## AIM OF THE EXERCISE:
Filter the data below for the string "JSON" and copy each matching line.

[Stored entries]
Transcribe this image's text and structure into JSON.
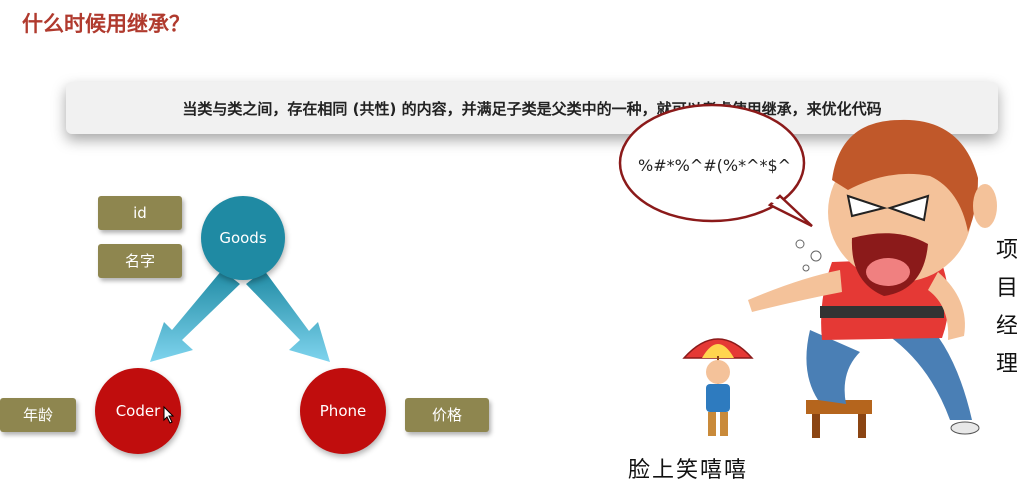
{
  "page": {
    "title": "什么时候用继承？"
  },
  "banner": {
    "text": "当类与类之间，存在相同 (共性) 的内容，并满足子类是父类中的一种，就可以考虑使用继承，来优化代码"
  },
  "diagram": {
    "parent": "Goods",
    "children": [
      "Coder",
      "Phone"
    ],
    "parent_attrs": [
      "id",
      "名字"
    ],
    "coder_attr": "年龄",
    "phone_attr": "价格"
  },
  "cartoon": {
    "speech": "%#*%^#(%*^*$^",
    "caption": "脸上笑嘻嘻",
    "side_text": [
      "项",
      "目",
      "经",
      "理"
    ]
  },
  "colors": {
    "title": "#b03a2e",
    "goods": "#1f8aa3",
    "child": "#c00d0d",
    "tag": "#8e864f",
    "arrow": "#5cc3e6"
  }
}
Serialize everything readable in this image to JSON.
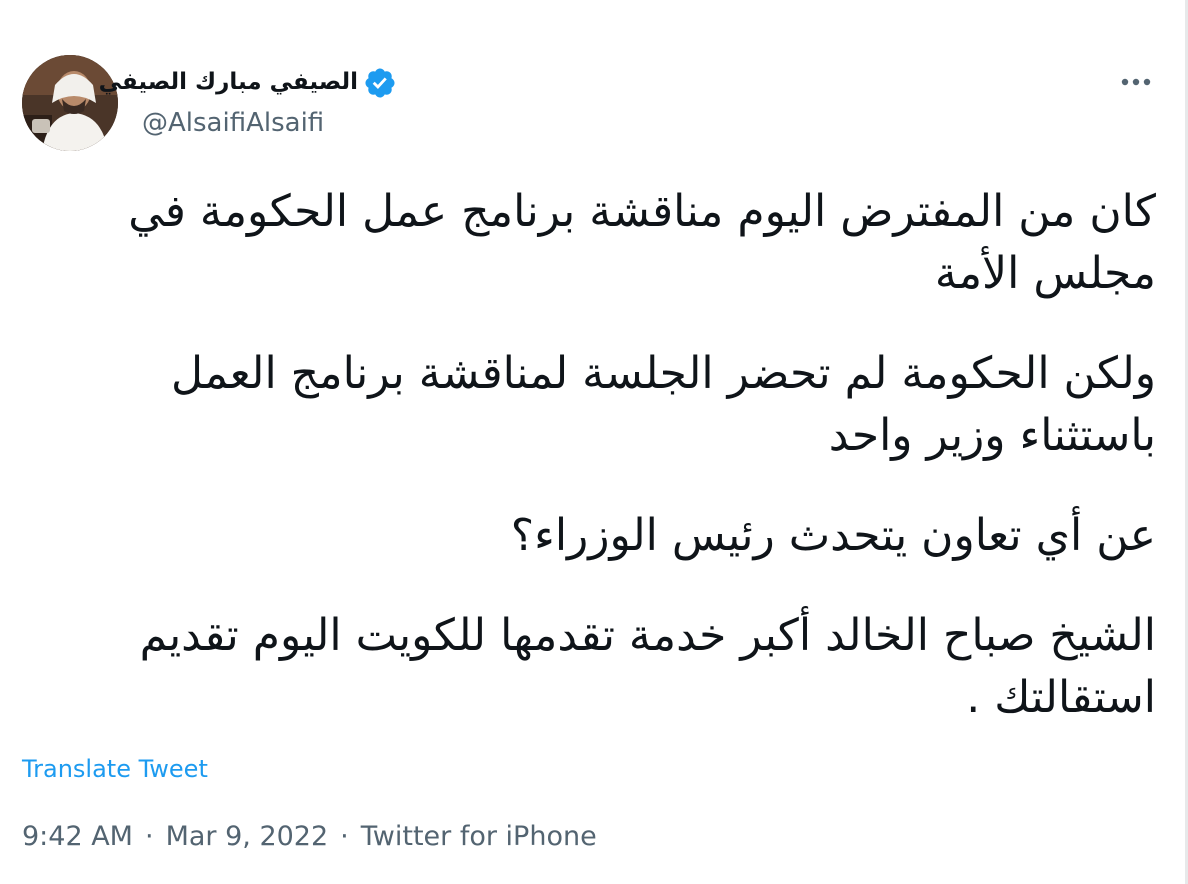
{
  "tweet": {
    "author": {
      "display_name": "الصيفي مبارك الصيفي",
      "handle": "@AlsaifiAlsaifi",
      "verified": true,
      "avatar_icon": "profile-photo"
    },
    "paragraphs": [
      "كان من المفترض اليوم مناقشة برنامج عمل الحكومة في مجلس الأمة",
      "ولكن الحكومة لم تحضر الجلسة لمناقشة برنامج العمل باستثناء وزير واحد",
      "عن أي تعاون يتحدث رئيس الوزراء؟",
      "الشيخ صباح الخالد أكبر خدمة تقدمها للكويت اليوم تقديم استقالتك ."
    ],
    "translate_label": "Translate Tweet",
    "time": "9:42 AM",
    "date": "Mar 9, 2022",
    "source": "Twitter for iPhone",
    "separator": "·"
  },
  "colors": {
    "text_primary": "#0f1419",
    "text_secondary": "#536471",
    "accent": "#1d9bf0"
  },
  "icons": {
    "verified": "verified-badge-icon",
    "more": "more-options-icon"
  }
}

## EXPECTED ANSWER:
Transcribe this image's text and structure into JSON.
Serialize everything readable in this image to JSON.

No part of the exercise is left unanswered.